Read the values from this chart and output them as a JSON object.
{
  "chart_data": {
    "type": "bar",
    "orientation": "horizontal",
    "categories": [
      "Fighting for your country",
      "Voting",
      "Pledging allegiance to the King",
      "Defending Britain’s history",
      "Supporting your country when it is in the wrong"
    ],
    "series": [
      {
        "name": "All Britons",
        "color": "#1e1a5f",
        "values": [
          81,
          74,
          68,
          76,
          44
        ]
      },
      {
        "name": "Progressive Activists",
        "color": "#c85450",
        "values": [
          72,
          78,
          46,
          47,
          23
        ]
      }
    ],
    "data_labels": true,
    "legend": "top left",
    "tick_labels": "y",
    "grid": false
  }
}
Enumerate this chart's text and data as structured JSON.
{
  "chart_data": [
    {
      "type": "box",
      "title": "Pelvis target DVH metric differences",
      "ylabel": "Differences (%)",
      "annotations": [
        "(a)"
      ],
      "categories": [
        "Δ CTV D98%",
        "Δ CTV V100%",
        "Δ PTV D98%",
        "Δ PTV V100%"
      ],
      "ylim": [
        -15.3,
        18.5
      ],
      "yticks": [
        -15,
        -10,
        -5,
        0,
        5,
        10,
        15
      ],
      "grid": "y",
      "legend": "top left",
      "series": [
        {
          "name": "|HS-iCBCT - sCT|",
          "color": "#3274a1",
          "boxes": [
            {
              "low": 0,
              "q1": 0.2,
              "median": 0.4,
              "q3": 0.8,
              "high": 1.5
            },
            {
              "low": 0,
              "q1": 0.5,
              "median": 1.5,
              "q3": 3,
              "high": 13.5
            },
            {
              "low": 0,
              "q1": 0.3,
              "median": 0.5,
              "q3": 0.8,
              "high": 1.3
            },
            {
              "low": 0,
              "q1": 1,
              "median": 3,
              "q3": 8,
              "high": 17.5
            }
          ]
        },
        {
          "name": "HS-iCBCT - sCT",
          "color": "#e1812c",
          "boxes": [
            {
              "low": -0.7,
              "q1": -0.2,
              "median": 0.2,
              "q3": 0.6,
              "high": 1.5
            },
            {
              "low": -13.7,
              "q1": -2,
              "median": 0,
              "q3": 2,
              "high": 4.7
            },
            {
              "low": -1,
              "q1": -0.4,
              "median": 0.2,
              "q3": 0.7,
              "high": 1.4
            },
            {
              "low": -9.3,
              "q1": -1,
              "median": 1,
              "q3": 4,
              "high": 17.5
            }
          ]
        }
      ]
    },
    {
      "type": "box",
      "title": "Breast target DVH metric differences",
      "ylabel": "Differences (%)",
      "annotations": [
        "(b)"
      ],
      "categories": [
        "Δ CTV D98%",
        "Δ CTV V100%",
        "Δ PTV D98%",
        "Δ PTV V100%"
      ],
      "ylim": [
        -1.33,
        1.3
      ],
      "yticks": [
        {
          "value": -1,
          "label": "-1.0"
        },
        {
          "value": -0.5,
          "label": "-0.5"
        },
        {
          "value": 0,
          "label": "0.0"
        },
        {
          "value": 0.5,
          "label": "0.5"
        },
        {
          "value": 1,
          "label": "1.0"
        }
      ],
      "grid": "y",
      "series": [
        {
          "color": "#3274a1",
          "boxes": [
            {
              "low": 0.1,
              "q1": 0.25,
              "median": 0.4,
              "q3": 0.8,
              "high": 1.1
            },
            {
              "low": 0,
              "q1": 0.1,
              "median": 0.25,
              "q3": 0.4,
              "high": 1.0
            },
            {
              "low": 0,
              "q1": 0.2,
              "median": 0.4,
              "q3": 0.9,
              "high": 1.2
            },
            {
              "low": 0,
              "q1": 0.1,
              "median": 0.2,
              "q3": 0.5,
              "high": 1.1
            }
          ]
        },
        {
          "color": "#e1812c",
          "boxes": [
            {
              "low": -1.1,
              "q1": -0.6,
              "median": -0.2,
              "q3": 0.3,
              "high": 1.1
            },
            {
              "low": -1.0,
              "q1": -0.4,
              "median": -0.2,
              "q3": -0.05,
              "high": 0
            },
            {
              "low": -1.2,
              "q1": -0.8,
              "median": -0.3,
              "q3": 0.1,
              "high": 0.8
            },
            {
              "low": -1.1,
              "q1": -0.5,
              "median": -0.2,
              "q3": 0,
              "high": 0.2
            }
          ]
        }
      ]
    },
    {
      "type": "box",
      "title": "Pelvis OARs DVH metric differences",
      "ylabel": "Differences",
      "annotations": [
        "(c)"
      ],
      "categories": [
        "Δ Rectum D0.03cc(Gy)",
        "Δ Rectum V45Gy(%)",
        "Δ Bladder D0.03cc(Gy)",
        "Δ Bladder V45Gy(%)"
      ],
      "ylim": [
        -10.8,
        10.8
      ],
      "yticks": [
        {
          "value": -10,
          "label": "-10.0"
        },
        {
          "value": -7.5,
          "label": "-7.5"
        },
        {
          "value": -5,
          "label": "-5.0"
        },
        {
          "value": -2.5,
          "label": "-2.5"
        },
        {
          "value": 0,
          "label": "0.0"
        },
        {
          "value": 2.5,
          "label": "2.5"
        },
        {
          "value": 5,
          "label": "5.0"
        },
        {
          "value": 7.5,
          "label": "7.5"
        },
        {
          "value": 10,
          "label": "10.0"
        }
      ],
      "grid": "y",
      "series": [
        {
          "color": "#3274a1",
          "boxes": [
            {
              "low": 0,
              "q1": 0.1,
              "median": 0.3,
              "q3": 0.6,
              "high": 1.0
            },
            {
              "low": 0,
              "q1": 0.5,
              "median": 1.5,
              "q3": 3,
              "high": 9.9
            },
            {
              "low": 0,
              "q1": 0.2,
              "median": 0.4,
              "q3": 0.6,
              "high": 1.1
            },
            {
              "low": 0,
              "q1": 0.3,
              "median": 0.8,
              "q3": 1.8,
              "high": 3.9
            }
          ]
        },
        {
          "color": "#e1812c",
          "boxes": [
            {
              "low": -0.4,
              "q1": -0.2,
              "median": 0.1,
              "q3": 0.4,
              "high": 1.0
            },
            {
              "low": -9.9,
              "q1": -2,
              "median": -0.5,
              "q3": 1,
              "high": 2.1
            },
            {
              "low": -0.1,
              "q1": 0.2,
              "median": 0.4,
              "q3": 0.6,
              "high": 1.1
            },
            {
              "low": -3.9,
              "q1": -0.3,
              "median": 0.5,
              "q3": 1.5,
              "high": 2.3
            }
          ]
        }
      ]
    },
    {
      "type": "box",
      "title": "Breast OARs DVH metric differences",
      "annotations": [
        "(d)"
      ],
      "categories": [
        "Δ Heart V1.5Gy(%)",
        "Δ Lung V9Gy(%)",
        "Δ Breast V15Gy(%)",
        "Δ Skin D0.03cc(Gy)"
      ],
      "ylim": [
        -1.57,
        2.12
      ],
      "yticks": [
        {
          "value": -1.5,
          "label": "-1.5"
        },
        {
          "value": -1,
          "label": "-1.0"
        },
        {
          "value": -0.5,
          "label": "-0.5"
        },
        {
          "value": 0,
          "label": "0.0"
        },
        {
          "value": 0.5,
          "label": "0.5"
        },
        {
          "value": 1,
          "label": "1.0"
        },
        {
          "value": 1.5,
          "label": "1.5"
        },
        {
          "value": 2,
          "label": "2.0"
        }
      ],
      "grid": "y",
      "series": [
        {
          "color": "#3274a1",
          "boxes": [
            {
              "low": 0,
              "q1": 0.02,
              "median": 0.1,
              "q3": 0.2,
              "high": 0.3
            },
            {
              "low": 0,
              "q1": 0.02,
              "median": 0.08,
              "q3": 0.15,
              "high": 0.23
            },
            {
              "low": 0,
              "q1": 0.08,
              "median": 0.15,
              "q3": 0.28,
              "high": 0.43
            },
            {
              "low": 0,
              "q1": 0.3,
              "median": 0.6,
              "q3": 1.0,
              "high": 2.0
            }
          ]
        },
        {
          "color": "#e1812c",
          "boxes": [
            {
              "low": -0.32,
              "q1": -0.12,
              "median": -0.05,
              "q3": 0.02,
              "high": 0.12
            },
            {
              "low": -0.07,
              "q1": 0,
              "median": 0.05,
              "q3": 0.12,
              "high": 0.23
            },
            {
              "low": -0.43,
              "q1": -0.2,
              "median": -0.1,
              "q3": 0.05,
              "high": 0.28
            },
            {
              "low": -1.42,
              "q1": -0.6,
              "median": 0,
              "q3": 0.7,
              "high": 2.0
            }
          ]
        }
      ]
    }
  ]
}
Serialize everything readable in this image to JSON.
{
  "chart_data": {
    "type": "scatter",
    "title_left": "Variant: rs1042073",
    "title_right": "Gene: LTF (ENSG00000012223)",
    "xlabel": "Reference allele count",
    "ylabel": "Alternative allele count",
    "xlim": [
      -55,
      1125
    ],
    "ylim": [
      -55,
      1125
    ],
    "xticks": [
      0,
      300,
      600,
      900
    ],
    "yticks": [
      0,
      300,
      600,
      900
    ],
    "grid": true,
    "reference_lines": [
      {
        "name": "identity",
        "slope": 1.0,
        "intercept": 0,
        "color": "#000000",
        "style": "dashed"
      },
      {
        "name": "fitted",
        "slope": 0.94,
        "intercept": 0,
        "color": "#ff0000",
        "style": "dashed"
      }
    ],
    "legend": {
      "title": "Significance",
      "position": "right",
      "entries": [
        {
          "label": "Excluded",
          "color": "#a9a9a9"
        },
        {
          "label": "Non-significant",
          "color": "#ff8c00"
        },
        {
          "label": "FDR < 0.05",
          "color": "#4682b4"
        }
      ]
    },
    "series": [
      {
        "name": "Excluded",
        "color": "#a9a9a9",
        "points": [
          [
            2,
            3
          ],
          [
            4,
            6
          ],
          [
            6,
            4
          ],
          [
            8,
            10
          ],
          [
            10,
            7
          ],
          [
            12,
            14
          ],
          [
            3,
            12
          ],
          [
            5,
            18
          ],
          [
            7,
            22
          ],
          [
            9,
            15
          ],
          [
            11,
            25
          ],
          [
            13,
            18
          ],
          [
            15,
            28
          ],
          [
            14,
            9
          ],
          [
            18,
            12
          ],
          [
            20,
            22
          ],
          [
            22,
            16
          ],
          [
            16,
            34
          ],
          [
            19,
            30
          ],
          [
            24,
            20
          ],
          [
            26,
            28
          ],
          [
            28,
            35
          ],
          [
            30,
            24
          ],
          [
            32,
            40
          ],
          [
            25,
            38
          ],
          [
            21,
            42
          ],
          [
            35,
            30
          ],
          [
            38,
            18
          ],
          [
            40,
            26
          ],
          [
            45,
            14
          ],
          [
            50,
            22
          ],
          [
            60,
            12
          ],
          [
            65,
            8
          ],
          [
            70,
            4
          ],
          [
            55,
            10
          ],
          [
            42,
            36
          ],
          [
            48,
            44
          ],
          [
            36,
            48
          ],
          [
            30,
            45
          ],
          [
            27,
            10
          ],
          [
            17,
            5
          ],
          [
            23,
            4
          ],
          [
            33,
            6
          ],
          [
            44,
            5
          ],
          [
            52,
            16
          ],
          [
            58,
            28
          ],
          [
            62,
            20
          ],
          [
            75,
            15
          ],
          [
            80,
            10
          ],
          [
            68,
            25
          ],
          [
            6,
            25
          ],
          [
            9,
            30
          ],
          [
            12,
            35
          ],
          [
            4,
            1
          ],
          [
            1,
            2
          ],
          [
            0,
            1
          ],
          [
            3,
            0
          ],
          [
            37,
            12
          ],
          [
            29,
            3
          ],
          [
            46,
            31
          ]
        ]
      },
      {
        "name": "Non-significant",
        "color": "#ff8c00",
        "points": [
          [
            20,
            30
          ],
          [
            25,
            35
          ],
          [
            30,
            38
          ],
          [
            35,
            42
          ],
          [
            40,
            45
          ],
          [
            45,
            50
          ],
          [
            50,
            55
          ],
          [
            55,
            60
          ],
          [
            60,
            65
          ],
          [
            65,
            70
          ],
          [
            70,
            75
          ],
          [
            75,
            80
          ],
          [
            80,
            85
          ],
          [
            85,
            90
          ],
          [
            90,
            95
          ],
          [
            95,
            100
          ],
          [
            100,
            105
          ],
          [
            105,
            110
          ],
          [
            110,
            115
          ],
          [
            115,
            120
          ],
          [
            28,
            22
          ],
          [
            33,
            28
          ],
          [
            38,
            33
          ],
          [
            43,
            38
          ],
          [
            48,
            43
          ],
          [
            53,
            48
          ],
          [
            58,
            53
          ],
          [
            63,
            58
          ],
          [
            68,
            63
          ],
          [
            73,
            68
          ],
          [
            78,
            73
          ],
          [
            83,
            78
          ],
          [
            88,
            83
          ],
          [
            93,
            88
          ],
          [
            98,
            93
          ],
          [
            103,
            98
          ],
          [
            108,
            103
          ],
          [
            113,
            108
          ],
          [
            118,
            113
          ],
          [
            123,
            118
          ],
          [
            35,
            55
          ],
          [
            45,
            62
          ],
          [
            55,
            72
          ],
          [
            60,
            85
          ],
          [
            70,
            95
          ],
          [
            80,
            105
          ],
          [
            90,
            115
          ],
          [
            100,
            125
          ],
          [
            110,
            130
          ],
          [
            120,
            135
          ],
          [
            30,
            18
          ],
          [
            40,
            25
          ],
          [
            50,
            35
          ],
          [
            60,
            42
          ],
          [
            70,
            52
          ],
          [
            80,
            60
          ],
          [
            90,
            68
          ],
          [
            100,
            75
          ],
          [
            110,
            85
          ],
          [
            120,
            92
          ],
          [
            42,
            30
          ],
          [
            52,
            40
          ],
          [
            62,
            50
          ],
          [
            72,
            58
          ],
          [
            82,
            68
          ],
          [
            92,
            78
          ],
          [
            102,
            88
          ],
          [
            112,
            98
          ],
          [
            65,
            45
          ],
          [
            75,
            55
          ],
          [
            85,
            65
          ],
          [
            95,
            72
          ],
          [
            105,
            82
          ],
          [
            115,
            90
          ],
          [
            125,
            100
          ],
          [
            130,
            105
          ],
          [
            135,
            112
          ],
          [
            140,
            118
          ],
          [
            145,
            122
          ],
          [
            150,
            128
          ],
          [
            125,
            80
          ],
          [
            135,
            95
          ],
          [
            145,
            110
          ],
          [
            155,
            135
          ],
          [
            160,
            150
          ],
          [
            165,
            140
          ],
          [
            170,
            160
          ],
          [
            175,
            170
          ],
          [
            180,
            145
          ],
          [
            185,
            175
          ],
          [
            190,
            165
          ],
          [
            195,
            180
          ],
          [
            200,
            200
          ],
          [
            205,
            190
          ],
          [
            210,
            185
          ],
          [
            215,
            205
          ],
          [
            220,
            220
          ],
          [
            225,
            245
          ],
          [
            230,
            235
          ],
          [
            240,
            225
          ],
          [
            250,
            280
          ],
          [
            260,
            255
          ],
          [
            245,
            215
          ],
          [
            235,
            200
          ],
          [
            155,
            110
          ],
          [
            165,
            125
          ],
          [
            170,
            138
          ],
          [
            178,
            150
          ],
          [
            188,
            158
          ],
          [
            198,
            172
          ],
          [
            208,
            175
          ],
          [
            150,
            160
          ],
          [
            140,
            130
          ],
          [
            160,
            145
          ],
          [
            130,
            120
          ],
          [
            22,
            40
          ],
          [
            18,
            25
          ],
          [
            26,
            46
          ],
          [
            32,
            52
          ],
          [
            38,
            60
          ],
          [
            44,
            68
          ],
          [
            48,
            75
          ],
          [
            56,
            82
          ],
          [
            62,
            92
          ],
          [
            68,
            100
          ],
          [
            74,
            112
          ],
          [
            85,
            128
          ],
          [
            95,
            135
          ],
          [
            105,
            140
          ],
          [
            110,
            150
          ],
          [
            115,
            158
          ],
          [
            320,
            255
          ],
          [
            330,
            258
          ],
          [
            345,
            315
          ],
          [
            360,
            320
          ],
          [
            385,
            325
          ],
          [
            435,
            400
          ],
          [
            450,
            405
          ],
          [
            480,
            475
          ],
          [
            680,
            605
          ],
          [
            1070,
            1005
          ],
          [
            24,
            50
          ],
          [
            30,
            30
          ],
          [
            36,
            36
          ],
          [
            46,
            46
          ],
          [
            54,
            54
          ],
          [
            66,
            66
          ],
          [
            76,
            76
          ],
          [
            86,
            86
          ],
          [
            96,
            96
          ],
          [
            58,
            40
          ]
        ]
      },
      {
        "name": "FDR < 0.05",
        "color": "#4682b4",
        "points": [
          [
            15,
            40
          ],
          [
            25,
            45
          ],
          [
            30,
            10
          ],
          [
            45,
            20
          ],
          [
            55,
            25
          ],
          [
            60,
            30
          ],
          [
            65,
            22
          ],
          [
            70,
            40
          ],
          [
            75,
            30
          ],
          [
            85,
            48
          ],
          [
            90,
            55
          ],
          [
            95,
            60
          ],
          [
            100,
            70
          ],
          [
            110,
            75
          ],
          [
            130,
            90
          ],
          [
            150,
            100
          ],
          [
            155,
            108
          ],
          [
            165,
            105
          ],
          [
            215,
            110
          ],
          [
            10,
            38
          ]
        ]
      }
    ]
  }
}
---+---
(OBJECTIVE):
Show all lines from the listing above in which "your" appears.

(COMPLETE RESPONSE):
      "Fighting for your country",
      "Supporting your country when it is in the wrong"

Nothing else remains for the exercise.